- _WHAT TO WORK ON_:
Reproduce the entries exactly.

- _PROVIDED RECORDS_:
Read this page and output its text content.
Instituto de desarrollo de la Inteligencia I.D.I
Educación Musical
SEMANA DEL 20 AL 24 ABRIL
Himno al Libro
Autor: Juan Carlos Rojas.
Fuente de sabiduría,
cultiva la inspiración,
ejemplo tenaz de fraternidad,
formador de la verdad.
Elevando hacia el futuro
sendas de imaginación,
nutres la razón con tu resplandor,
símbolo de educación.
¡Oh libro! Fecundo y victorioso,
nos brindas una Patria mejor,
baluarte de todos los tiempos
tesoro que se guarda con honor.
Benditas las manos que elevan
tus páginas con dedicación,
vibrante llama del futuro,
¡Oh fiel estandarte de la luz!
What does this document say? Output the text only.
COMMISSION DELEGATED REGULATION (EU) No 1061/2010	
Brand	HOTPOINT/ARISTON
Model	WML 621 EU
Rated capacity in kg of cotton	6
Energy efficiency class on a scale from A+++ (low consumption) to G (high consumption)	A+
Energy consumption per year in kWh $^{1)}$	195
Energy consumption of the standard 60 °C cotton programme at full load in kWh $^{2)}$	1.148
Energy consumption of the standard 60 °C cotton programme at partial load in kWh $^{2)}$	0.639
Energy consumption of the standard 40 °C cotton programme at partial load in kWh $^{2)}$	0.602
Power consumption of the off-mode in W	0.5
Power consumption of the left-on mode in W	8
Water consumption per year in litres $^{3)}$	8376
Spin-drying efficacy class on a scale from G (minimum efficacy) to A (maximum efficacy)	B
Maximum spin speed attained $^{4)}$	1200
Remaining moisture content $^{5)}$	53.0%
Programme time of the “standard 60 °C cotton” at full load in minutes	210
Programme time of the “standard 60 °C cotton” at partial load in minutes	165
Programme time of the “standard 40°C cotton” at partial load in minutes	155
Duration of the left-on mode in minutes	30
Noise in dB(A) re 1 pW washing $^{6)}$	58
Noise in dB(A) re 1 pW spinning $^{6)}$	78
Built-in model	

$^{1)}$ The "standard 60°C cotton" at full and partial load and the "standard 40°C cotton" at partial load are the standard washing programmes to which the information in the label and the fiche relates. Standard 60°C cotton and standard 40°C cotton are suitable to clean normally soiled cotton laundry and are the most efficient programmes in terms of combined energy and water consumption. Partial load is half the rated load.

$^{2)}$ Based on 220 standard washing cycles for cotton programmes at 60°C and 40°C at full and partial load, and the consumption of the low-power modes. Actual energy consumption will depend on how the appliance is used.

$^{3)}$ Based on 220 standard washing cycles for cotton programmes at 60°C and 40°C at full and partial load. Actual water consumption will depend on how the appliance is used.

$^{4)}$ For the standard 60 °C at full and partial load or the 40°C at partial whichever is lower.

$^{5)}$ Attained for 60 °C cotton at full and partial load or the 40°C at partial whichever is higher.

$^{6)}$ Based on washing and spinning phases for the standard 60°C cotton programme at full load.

- _RESPONSE TO THIS TASK_:
Read this page and output its text content.
Instituto de desarrollo de la Inteligencia I.D.I
Educación Musical
SEMANA DEL 20 AL 24 ABRIL
Himno al Libro
Autor: Juan Carlos Rojas.
Fuente de sabiduría,
cultiva la inspiración,
ejemplo tenaz de fraternidad,
formador de la verdad.
Elevando hacia el futuro
sendas de imaginación,
nutres la razón con tu resplandor,
símbolo de educación.
¡Oh libro! Fecundo y victorioso,
nos brindas una Patria mejor,
baluarte de todos los tiempos
tesoro que se guarda con honor.
Benditas las manos que elevan
tus páginas con dedicación,
vibrante llama del futuro,
¡Oh fiel estandarte de la luz!
What does this document say? Output the text only.
COMMISSION DELEGATED REGULATION (EU) No 1061/2010	
Brand	HOTPOINT/ARISTON
Model	WML 621 EU
Rated capacity in kg of cotton	6
Energy efficiency class on a scale from A+++ (low consumption) to G (high consumption)	A+
Energy consumption per year in kWh $^{1)}$	195
Energy consumption of the standard 60 °C cotton programme at full load in kWh $^{2)}$	1.148
Energy consumption of the standard 60 °C cotton programme at partial load in kWh $^{2)}$	0.639
Energy consumption of the standard 40 °C cotton programme at partial load in kWh $^{2)}$	0.602
Power consumption of the off-mode in W	0.5
Power consumption of the left-on mode in W	8
Water consumption per year in litres $^{3)}$	8376
Spin-drying efficacy class on a scale from G (minimum efficacy) to A (maximum efficacy)	B
Maximum spin speed attained $^{4)}$	1200
Remaining moisture content $^{5)}$	53.0%
Programme time of the “standard 60 °C cotton” at full load in minutes	210
Programme time of the “standard 60 °C cotton” at partial load in minutes	165
Programme time of the “standard 40°C cotton” at partial load in minutes	155
Duration of the left-on mode in minutes	30
Noise in dB(A) re 1 pW washing $^{6)}$	58
Noise in dB(A) re 1 pW spinning $^{6)}$	78
Built-in model	

$^{1)}$ The "standard 60°C cotton" at full and partial load and the "standard 40°C cotton" at partial load are the standard washing programmes to which the information in the label and the fiche relates. Standard 60°C cotton and standard 40°C cotton are suitable to clean normally soiled cotton laundry and are the most efficient programmes in terms of combined energy and water consumption. Partial load is half the rated load.

$^{2)}$ Based on 220 standard washing cycles for cotton programmes at 60°C and 40°C at full and partial load, and the consumption of the low-power modes. Actual energy consumption will depend on how the appliance is used.

$^{3)}$ Based on 220 standard washing cycles for cotton programmes at 60°C and 40°C at full and partial load. Actual water consumption will depend on how the appliance is used.

$^{4)}$ For the standard 60 °C at full and partial load or the 40°C at partial whichever is lower.

$^{5)}$ Attained for 60 °C cotton at full and partial load or the 40°C at partial whichever is higher.

$^{6)}$ Based on washing and spinning phases for the standard 60°C cotton programme at full load.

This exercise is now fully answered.